### STATED GOAL
Collect all lines from the records below that include the word "blob".

====

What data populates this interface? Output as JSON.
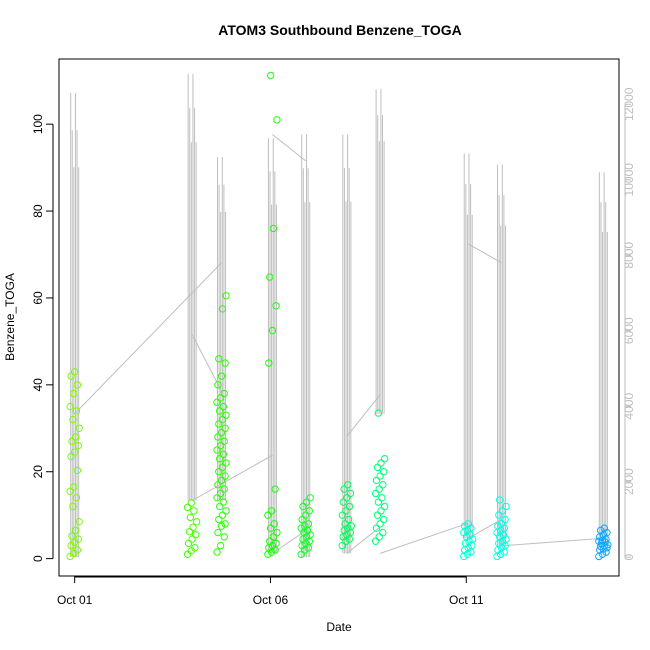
{
  "chart_data": {
    "type": "scatter",
    "title": "ATOM3 Southbound Benzene_TOGA",
    "xlabel": "Date",
    "ylabel": "Benzene_TOGA",
    "x_ticks": [
      "Oct 01",
      "Oct 06",
      "Oct 11"
    ],
    "xlim_days": [
      0.6,
      14.9
    ],
    "ylim": [
      -4,
      115
    ],
    "y_ticks": [
      0,
      20,
      40,
      60,
      80,
      100
    ],
    "y2_ticks": [
      0,
      2000,
      4000,
      6000,
      8000,
      10000,
      12000
    ],
    "y2lim": [
      -500,
      13200
    ],
    "grid": false,
    "series": [
      {
        "kind": "points",
        "groups": [
          {
            "day": 1.0,
            "color": "#7cfc00",
            "values": [
              0.5,
              1.2,
              2.0,
              3.0,
              3.8,
              4.5,
              5.2,
              6.5,
              8.5,
              12,
              14,
              15.5,
              16.5,
              20.3,
              23.5,
              24.5,
              26,
              27,
              28,
              30,
              32,
              34,
              35,
              38,
              40,
              42,
              43
            ]
          },
          {
            "day": 4.0,
            "color": "#46ff00",
            "values": [
              1,
              1.8,
              2.5,
              3.5,
              4.5,
              5.5,
              6.2,
              7.2,
              8.5,
              9.5,
              11,
              11.8,
              12.8
            ]
          },
          {
            "day": 4.75,
            "color": "#2bff00",
            "values": [
              1.5,
              3,
              5,
              6,
              7.5,
              8,
              9,
              10,
              11,
              12,
              13,
              14,
              15,
              16,
              17,
              18,
              19,
              20,
              21,
              22,
              23,
              24,
              25,
              26,
              27,
              28,
              29,
              30,
              31,
              32,
              33,
              34,
              35,
              36,
              37,
              38,
              40,
              42,
              45,
              46,
              57.5,
              60.5
            ]
          },
          {
            "day": 6.05,
            "color": "#19ff06",
            "values": [
              1,
              1.5,
              2,
              2.5,
              3,
              3.5,
              4,
              5,
              6,
              7,
              8,
              10,
              11,
              16,
              45,
              52.5,
              58.2,
              64.8,
              76,
              101,
              111.2
            ]
          },
          {
            "day": 6.9,
            "color": "#14ff2a",
            "values": [
              1,
              2,
              2.5,
              3,
              3.5,
              4,
              4.5,
              5,
              5.5,
              6,
              6.5,
              7,
              7.5,
              8,
              9,
              10,
              11,
              12,
              13,
              14
            ]
          },
          {
            "day": 7.95,
            "color": "#00ff5a",
            "values": [
              3,
              4,
              4.5,
              5,
              5.5,
              6,
              6.5,
              7,
              7.5,
              8,
              9,
              10,
              11,
              12,
              13,
              14,
              15,
              16,
              17
            ]
          },
          {
            "day": 8.8,
            "color": "#00ff7a",
            "values": [
              4,
              5,
              6,
              7,
              8,
              9,
              10,
              11,
              12,
              13,
              14,
              15,
              16,
              17,
              18,
              19,
              20,
              21,
              22,
              23,
              33.5
            ]
          },
          {
            "day": 11.05,
            "color": "#00ffd8",
            "values": [
              0.5,
              1,
              1.5,
              2,
              2.5,
              3,
              3.5,
              4,
              4.5,
              5,
              5.5,
              6,
              6.5,
              7,
              7.5,
              8
            ]
          },
          {
            "day": 11.9,
            "color": "#00ffe8",
            "values": [
              0.5,
              1,
              1.5,
              2,
              2.5,
              3,
              3.5,
              4,
              4.5,
              5,
              5.5,
              6,
              6.5,
              7,
              7.5,
              8,
              9,
              10,
              11,
              12,
              13.5
            ]
          },
          {
            "day": 14.5,
            "color": "#0ca6ff",
            "values": [
              0.5,
              1,
              1.5,
              2,
              2.2,
              2.5,
              2.8,
              3,
              3.2,
              3.5,
              3.8,
              4,
              4.2,
              4.5,
              5,
              5.5,
              6,
              6.5,
              7
            ]
          }
        ]
      },
      {
        "kind": "secondary-line",
        "color": "#bebebe",
        "axis": "right",
        "spikes": [
          {
            "day": 1.0,
            "low": 0,
            "high": 12300
          },
          {
            "day": 4.0,
            "low": 1500,
            "high": 12800
          },
          {
            "day": 4.75,
            "low": 1500,
            "high": 10600
          },
          {
            "day": 6.05,
            "low": 100,
            "high": 11100
          },
          {
            "day": 6.9,
            "low": 0,
            "high": 11200
          },
          {
            "day": 7.95,
            "low": 100,
            "high": 11200
          },
          {
            "day": 8.8,
            "low": 3800,
            "high": 12400
          },
          {
            "day": 11.05,
            "low": 500,
            "high": 10700
          },
          {
            "day": 11.9,
            "low": 300,
            "high": 10400
          },
          {
            "day": 14.5,
            "low": 300,
            "high": 10200
          }
        ],
        "connectors": [
          {
            "x": [
              1.0,
              4.75
            ],
            "y": [
              3800,
              7800
            ]
          },
          {
            "x": [
              4.0,
              4.75
            ],
            "y": [
              5900,
              4400
            ]
          },
          {
            "x": [
              4.0,
              6.05
            ],
            "y": [
              1500,
              2700
            ]
          },
          {
            "x": [
              6.05,
              6.9
            ],
            "y": [
              11200,
              10500
            ]
          },
          {
            "x": [
              6.05,
              6.9
            ],
            "y": [
              100,
              700
            ]
          },
          {
            "x": [
              7.95,
              8.8
            ],
            "y": [
              3200,
              4300
            ]
          },
          {
            "x": [
              7.95,
              8.8
            ],
            "y": [
              100,
              800
            ]
          },
          {
            "x": [
              8.8,
              11.05
            ],
            "y": [
              100,
              900
            ]
          },
          {
            "x": [
              11.05,
              11.9
            ],
            "y": [
              8300,
              7800
            ]
          },
          {
            "x": [
              11.05,
              11.9
            ],
            "y": [
              500,
              1000
            ]
          },
          {
            "x": [
              11.9,
              14.5
            ],
            "y": [
              300,
              500
            ]
          }
        ]
      }
    ]
  }
}
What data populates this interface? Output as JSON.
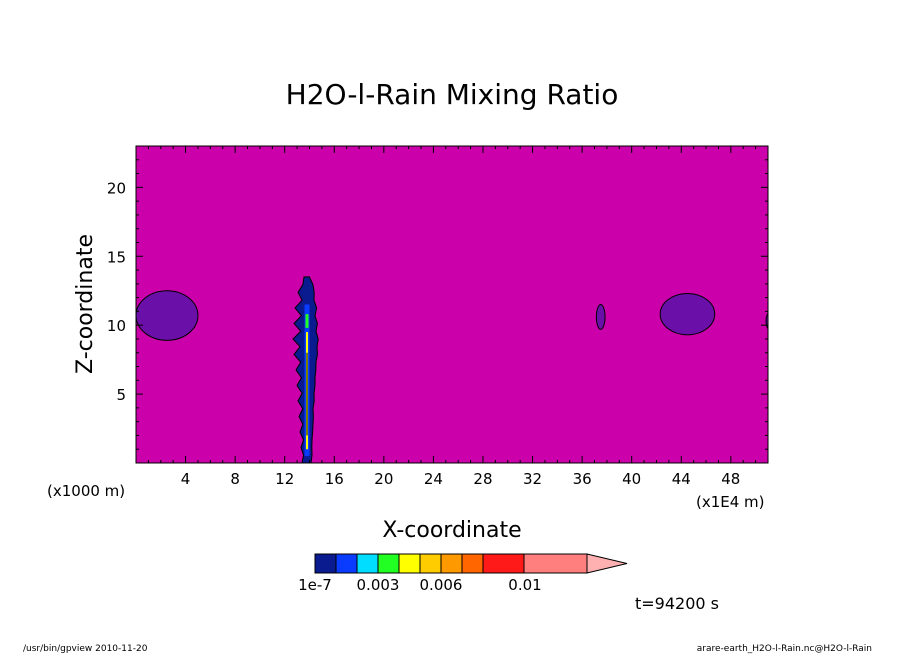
{
  "chart_data": {
    "type": "heatmap",
    "title": "H2O-l-Rain Mixing Ratio",
    "xlabel": "X-coordinate",
    "ylabel": "Z-coordinate",
    "xlim": [
      0,
      51
    ],
    "ylim": [
      0,
      23
    ],
    "x_ticks": [
      4,
      8,
      12,
      16,
      20,
      24,
      28,
      32,
      36,
      40,
      44,
      48
    ],
    "y_ticks": [
      5,
      10,
      15,
      20
    ],
    "x_tick_labels": [
      "4",
      "8",
      "12",
      "16",
      "20",
      "24",
      "28",
      "32",
      "36",
      "40",
      "44",
      "48"
    ],
    "y_tick_labels": [
      "5",
      "10",
      "15",
      "20"
    ],
    "x_unit_left": "(x1000 m)",
    "x_unit_right": "(x1E4 m)",
    "background_color": "#cc00aa",
    "grid": false,
    "colorbar": {
      "colors": [
        "#0a1a8f",
        "#0a3cff",
        "#00ddff",
        "#22ff22",
        "#ffff00",
        "#ffcc00",
        "#ff9900",
        "#ff6600",
        "#ff1a1a",
        "#ff7f7f",
        "#ffb0b0"
      ],
      "labels": [
        "1e-7",
        "0.003",
        "0.006",
        "0.01"
      ]
    },
    "features": [
      {
        "name": "plume",
        "x_center": 13.8,
        "z_top": 13.5,
        "z_bottom": 0,
        "level": "1e-7 to 0.003+"
      },
      {
        "name": "blob-left",
        "x_center": 2.5,
        "z_center": 10.7,
        "x_half": 2.5,
        "z_half": 1.8
      },
      {
        "name": "blob-small",
        "x_center": 37.5,
        "z_center": 10.6,
        "x_half": 0.35,
        "z_half": 0.9
      },
      {
        "name": "blob-right",
        "x_center": 44.5,
        "z_center": 10.8,
        "x_half": 2.2,
        "z_half": 1.5
      }
    ]
  },
  "annotations": {
    "time": "t=94200 s",
    "footer_left": "/usr/bin/gpview   2010-11-20",
    "footer_right": "arare-earth_H2O-l-Rain.nc@H2O-l-Rain"
  }
}
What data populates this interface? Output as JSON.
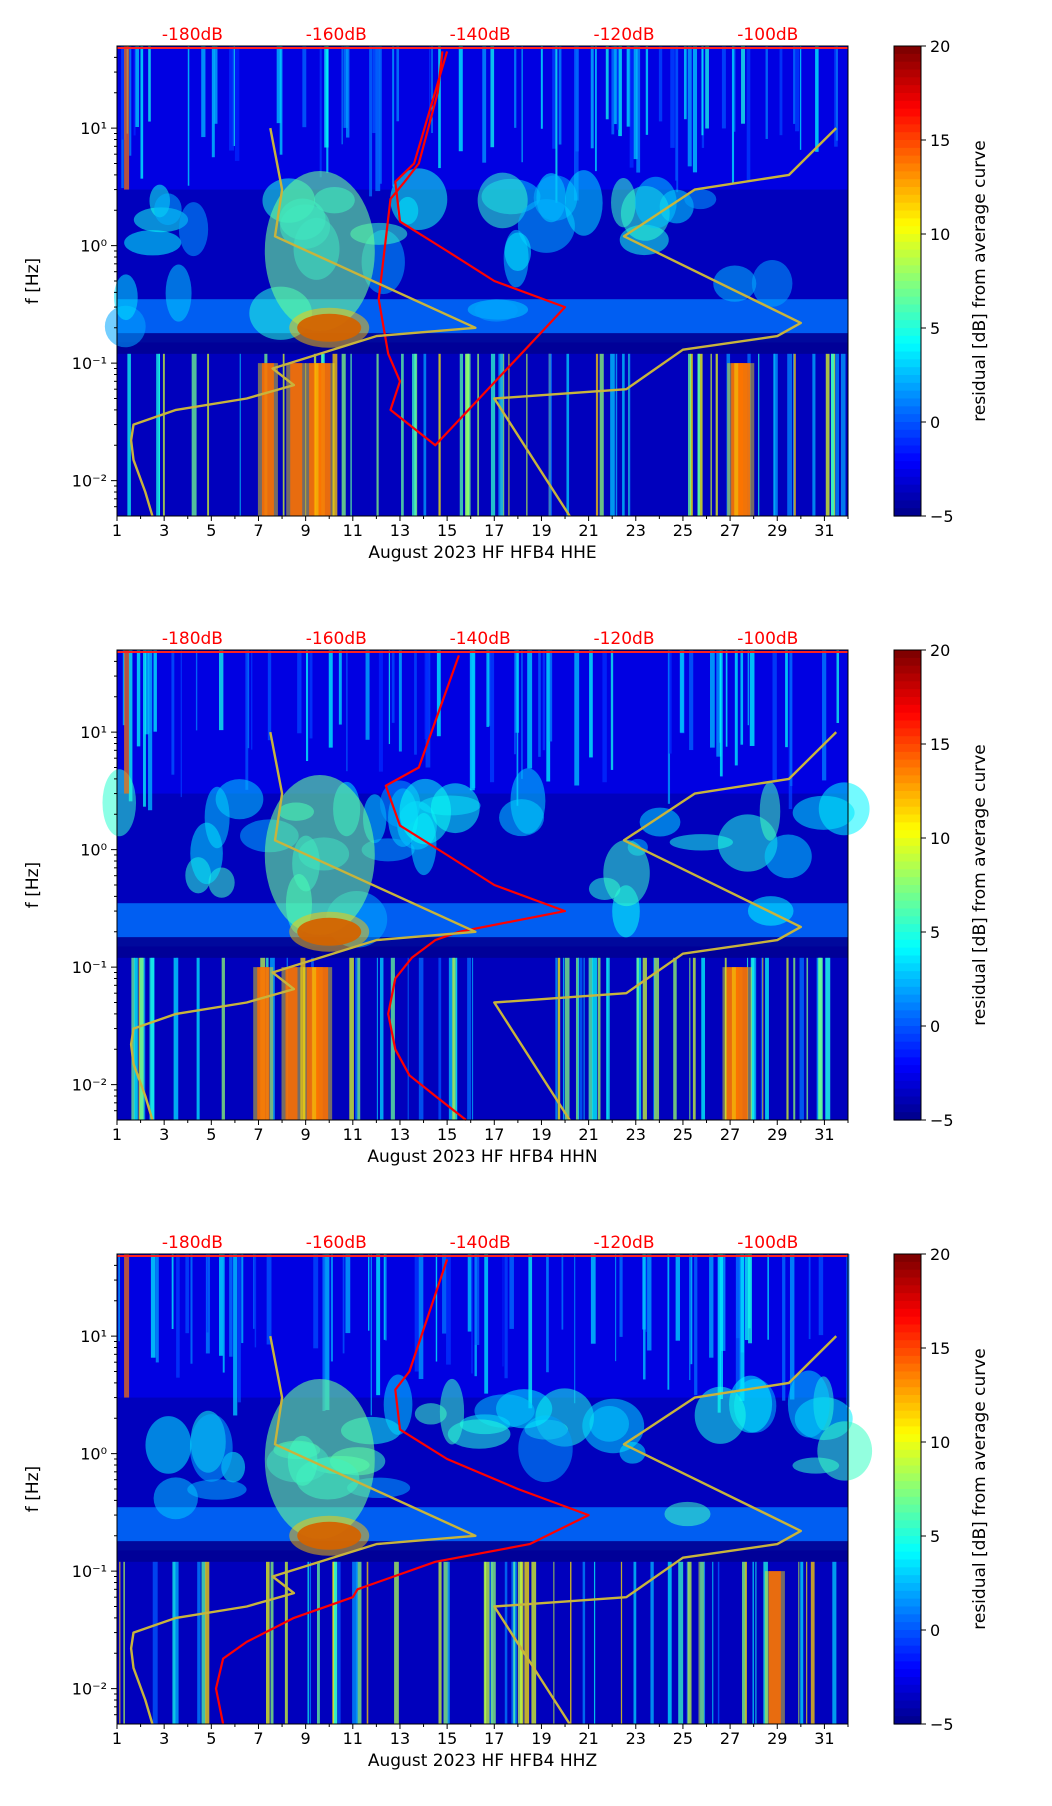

====

### WRITTEN REPLY
        "name": "blob-left",
        "name": "blob-small",
        "name": "blob-right",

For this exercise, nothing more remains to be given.